PROBLEM TO WORK ON:
Reproduce the following lines word for word, without changing anything.

++++++

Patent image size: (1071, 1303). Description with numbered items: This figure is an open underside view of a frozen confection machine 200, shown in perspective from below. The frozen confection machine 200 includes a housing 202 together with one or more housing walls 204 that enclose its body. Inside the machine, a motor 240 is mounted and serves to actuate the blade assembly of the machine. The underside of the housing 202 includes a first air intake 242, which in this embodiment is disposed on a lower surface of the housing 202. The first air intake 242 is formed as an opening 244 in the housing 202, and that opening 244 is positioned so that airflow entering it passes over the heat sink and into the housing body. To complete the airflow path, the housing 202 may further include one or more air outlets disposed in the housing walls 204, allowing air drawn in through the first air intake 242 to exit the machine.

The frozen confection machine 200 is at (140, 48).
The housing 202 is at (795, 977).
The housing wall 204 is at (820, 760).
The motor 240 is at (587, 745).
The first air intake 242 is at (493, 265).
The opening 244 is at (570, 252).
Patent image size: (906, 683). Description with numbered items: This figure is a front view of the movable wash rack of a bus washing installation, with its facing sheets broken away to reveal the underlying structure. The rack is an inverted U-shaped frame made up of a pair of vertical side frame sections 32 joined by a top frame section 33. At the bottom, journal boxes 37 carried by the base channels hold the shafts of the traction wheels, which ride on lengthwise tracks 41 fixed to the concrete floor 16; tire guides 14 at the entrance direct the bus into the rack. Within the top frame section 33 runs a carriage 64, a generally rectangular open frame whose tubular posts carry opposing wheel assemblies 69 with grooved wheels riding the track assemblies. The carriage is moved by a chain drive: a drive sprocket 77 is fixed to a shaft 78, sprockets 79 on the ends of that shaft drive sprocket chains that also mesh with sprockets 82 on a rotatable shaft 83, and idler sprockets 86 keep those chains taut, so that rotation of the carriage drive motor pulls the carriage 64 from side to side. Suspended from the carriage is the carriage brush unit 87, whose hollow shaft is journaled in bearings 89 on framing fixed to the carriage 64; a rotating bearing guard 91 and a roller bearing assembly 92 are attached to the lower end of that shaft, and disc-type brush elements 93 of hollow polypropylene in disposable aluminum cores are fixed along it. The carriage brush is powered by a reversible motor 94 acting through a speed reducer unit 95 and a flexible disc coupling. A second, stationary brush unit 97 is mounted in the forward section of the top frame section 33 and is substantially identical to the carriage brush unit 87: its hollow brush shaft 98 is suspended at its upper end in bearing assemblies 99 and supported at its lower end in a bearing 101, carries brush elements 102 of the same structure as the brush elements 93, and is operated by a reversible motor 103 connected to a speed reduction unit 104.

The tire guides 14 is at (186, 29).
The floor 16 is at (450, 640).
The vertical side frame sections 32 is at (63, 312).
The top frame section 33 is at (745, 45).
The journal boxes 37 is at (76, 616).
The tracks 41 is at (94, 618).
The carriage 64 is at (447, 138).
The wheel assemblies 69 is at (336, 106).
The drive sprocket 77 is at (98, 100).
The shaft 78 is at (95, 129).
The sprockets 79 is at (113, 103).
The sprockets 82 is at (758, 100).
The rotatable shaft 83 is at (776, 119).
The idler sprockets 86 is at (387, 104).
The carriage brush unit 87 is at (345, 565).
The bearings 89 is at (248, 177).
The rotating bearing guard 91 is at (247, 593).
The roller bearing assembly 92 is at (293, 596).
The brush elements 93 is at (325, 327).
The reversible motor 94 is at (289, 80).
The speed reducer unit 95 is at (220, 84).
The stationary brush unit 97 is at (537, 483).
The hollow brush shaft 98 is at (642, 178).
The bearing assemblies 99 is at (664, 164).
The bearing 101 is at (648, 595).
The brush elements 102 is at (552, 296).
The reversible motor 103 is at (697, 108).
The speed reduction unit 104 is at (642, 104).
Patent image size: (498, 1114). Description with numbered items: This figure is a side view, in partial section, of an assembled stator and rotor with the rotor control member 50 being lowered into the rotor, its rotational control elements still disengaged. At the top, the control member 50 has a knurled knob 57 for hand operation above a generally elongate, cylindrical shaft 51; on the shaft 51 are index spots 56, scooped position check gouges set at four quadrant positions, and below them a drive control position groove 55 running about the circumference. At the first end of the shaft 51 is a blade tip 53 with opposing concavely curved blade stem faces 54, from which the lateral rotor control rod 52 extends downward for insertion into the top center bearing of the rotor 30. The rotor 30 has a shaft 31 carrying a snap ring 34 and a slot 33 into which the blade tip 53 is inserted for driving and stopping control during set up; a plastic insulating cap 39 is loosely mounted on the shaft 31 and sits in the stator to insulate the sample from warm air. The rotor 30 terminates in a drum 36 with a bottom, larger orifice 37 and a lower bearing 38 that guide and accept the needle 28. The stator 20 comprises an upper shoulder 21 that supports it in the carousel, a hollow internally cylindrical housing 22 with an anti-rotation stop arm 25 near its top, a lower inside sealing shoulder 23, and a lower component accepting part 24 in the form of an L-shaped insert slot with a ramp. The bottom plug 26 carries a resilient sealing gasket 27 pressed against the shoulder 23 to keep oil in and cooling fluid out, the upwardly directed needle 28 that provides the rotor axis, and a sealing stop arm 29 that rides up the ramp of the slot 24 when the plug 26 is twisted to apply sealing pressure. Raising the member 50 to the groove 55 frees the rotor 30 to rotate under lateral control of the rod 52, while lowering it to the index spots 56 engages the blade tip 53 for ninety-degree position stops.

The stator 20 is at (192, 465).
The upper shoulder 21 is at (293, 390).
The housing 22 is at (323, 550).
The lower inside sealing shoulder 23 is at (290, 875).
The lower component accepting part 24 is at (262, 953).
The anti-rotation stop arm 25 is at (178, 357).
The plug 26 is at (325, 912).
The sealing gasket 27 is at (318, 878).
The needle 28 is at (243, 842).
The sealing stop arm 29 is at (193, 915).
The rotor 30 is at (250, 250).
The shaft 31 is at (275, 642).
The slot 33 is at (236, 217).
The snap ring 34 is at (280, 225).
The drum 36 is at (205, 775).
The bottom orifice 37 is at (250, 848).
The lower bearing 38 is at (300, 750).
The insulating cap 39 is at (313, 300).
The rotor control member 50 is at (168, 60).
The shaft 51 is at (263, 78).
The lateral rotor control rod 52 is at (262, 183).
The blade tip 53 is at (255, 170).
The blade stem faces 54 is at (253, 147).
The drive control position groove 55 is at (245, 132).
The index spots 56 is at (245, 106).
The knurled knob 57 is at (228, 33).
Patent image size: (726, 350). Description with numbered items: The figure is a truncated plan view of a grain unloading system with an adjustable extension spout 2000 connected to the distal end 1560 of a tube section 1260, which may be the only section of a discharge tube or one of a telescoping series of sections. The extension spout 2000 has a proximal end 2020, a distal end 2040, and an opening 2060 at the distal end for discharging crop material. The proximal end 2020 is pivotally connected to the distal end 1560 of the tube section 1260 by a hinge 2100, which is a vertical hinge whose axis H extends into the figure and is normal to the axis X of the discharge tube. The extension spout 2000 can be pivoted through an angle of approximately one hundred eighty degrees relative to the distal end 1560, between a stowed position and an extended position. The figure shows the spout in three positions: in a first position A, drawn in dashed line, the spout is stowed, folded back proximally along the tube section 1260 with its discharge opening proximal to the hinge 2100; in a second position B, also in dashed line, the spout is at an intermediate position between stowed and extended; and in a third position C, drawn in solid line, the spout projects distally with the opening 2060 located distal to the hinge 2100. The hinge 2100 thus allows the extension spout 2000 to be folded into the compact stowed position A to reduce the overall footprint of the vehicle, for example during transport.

++++++

RESULT OF THIS EXERCISE:
Patent image size: (1071, 1303). Description with numbered items: This figure is an open underside view of a frozen confection machine 200, shown in perspective from below. The frozen confection machine 200 includes a housing 202 together with one or more housing walls 204 that enclose its body. Inside the machine, a motor 240 is mounted and serves to actuate the blade assembly of the machine. The underside of the housing 202 includes a first air intake 242, which in this embodiment is disposed on a lower surface of the housing 202. The first air intake 242 is formed as an opening 244 in the housing 202, and that opening 244 is positioned so that airflow entering it passes over the heat sink and into the housing body. To complete the airflow path, the housing 202 may further include one or more air outlets disposed in the housing walls 204, allowing air drawn in through the first air intake 242 to exit the machine.

The frozen confection machine 200 is at (140, 48).
The housing 202 is at (795, 977).
The housing wall 204 is at (820, 760).
The motor 240 is at (587, 745).
The first air intake 242 is at (493, 265).
The opening 244 is at (570, 252).
Patent image size: (906, 683). Description with numbered items: This figure is a front view of the movable wash rack of a bus washing installation, with its facing sheets broken away to reveal the underlying structure. The rack is an inverted U-shaped frame made up of a pair of vertical side frame sections 32 joined by a top frame section 33. At the bottom, journal boxes 37 carried by the base channels hold the shafts of the traction wheels, which ride on lengthwise tracks 41 fixed to the concrete floor 16; tire guides 14 at the entrance direct the bus into the rack. Within the top frame section 33 runs a carriage 64, a generally rectangular open frame whose tubular posts carry opposing wheel assemblies 69 with grooved wheels riding the track assemblies. The carriage is moved by a chain drive: a drive sprocket 77 is fixed to a shaft 78, sprockets 79 on the ends of that shaft drive sprocket chains that also mesh with sprockets 82 on a rotatable shaft 83, and idler sprockets 86 keep those chains taut, so that rotation of the carriage drive motor pulls the carriage 64 from side to side. Suspended from the carriage is the carriage brush unit 87, whose hollow shaft is journaled in bearings 89 on framing fixed to the carriage 64; a rotating bearing guard 91 and a roller bearing assembly 92 are attached to the lower end of that shaft, and disc-type brush elements 93 of hollow polypropylene in disposable aluminum cores are fixed along it. The carriage brush is powered by a reversible motor 94 acting through a speed reducer unit 95 and a flexible disc coupling. A second, stationary brush unit 97 is mounted in the forward section of the top frame section 33 and is substantially identical to the carriage brush unit 87: its hollow brush shaft 98 is suspended at its upper end in bearing assemblies 99 and supported at its lower end in a bearing 101, carries brush elements 102 of the same structure as the brush elements 93, and is operated by a reversible motor 103 connected to a speed reduction unit 104.

The tire guides 14 is at (186, 29).
The floor 16 is at (450, 640).
The vertical side frame sections 32 is at (63, 312).
The top frame section 33 is at (745, 45).
The journal boxes 37 is at (76, 616).
The tracks 41 is at (94, 618).
The carriage 64 is at (447, 138).
The wheel assemblies 69 is at (336, 106).
The drive sprocket 77 is at (98, 100).
The shaft 78 is at (95, 129).
The sprockets 79 is at (113, 103).
The sprockets 82 is at (758, 100).
The rotatable shaft 83 is at (776, 119).
The idler sprockets 86 is at (387, 104).
The carriage brush unit 87 is at (345, 565).
The bearings 89 is at (248, 177).
The rotating bearing guard 91 is at (247, 593).
The roller bearing assembly 92 is at (293, 596).
The brush elements 93 is at (325, 327).
The reversible motor 94 is at (289, 80).
The speed reducer unit 95 is at (220, 84).
The stationary brush unit 97 is at (537, 483).
The hollow brush shaft 98 is at (642, 178).
The bearing assemblies 99 is at (664, 164).
The bearing 101 is at (648, 595).
The brush elements 102 is at (552, 296).
The reversible motor 103 is at (697, 108).
The speed reduction unit 104 is at (642, 104).
Patent image size: (498, 1114). Description with numbered items: This figure is a side view, in partial section, of an assembled stator and rotor with the rotor control member 50 being lowered into the rotor, its rotational control elements still disengaged. At the top, the control member 50 has a knurled knob 57 for hand operation above a generally elongate, cylindrical shaft 51; on the shaft 51 are index spots 56, scooped position check gouges set at four quadrant positions, and below them a drive control position groove 55 running about the circumference. At the first end of the shaft 51 is a blade tip 53 with opposing concavely curved blade stem faces 54, from which the lateral rotor control rod 52 extends downward for insertion into the top center bearing of the rotor 30. The rotor 30 has a shaft 31 carrying a snap ring 34 and a slot 33 into which the blade tip 53 is inserted for driving and stopping control during set up; a plastic insulating cap 39 is loosely mounted on the shaft 31 and sits in the stator to insulate the sample from warm air. The rotor 30 terminates in a drum 36 with a bottom, larger orifice 37 and a lower bearing 38 that guide and accept the needle 28. The stator 20 comprises an upper shoulder 21 that supports it in the carousel, a hollow internally cylindrical housing 22 with an anti-rotation stop arm 25 near its top, a lower inside sealing shoulder 23, and a lower component accepting part 24 in the form of an L-shaped insert slot with a ramp. The bottom plug 26 carries a resilient sealing gasket 27 pressed against the shoulder 23 to keep oil in and cooling fluid out, the upwardly directed needle 28 that provides the rotor axis, and a sealing stop arm 29 that rides up the ramp of the slot 24 when the plug 26 is twisted to apply sealing pressure. Raising the member 50 to the groove 55 frees the rotor 30 to rotate under lateral control of the rod 52, while lowering it to the index spots 56 engages the blade tip 53 for ninety-degree position stops.

The stator 20 is at (192, 465).
The upper shoulder 21 is at (293, 390).
The housing 22 is at (323, 550).
The lower inside sealing shoulder 23 is at (290, 875).
The lower component accepting part 24 is at (262, 953).
The anti-rotation stop arm 25 is at (178, 357).
The plug 26 is at (325, 912).
The sealing gasket 27 is at (318, 878).
The needle 28 is at (243, 842).
The sealing stop arm 29 is at (193, 915).
The rotor 30 is at (250, 250).
The shaft 31 is at (275, 642).
The slot 33 is at (236, 217).
The snap ring 34 is at (280, 225).
The drum 36 is at (205, 775).
The bottom orifice 37 is at (250, 848).
The lower bearing 38 is at (300, 750).
The insulating cap 39 is at (313, 300).
The rotor control member 50 is at (168, 60).
The shaft 51 is at (263, 78).
The lateral rotor control rod 52 is at (262, 183).
The blade tip 53 is at (255, 170).
The blade stem faces 54 is at (253, 147).
The drive control position groove 55 is at (245, 132).
The index spots 56 is at (245, 106).
The knurled knob 57 is at (228, 33).
Patent image size: (726, 350). Description with numbered items: The figure is a truncated plan view of a grain unloading system with an adjustable extension spout 2000 connected to the distal end 1560 of a tube section 1260, which may be the only section of a discharge tube or one of a telescoping series of sections. The extension spout 2000 has a proximal end 2020, a distal end 2040, and an opening 2060 at the distal end for discharging crop material. The proximal end 2020 is pivotally connected to the distal end 1560 of the tube section 1260 by a hinge 2100, which is a vertical hinge whose axis H extends into the figure and is normal to the axis X of the discharge tube. The extension spout 2000 can be pivoted through an angle of approximately one hundred eighty degrees relative to the distal end 1560, between a stowed position and an extended position. The figure shows the spout in three positions: in a first position A, drawn in dashed line, the spout is stowed, folded back proximally along the tube section 1260 with its discharge opening proximal to the hinge 2100; in a second position B, also in dashed line, the spout is at an intermediate position between stowed and extended; and in a third position C, drawn in solid line, the spout projects distally with the opening 2060 located distal to the hinge 2100. The hinge 2100 thus allows the extension spout 2000 to be folded into the compact stowed position A to reduce the overall footprint of the vehicle, for example during transport.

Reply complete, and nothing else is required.